Author's Note: Please Read This Article's Preface

There's one thing a seasoned sales person wouldn't do, concentrate on bashing the competition. Inflating onerous reasons for NOT using a competitor's product or service goes beyond insecurity. It borders on demonstrating there's nothing about your own product or service worth emphasizing.

Today I read a good example of the paranoia in radio, published by Thom Callahan, Southern California Broadcasters Association President. Titled "A Responsibility to Tell the Truth," this is presented as the definitive weapon for radio sales people to use as revenues slide. Let's look at what is said.
"Desperation takes form when dissuading a person from their goal, instead of convincing them you have a solution. Dissing competition is the weakest form of desperation. Mr. Callahan's words show a good picture of both."

I'll only take three points of Mr. Callahan's commentary because that's all you need to see this is an exercise in propaganda.

1) Take these words from Thom Callahan, which are true: "61.5% of all web traffic is NON-HUMAN or Bot traffic as it’s called." For someone with an "about" page stating he has "over 30 years of broadcast and digital platform experience in sales," this certainly can't be news to him. "There are legitimate and official bots and bad bots."

We know there is a level of fraud in digital ad serving, about as much as you'd expect in radio scheduling if we take the world's radio stations as a measurement base. The internet is global, and much of the statistics used by Thom Callahan are inclusive of traffic not appearing in the U.S.

Anytime you place humans in a revenue chain there will be someone figuring out how to game the system. Relative to "bot traffic," though, any ad serving company with integrity will filter this traffic in its analysis; the only concern it brings is that the Net's infrastructure needs updating to accommodate the unanticipated non-human traffic.

★ ★ ★

Problem 1. In the article on radio sales, rewrite the stretch from "Author's Note: Please" through "service worth emphasizing." so that "rival" takes the place of "competition".
Problem 2. According to the article on radio sales, who published "A Responsibility to Tell the Truth"?
The material that follows has no connection to the article above.

Dataset section.
★ ★ ★

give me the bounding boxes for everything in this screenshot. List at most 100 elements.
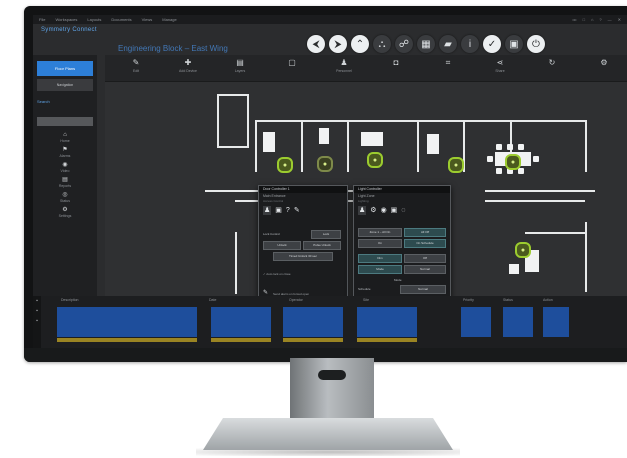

★ ★ ★

Solution 1.
Author's Note: Please Read This Article's Preface

There's one thing a seasoned sales person wouldn't do, concentrate on bashing the rival. Inflating onerous reasons for NOT using a competitor's product or service goes beyond insecurity. It borders on demonstrating there's nothing about your own product or service worth emphasizing.

Solution 2. Thom Callahan, President of the Southern California Broadcasters Association.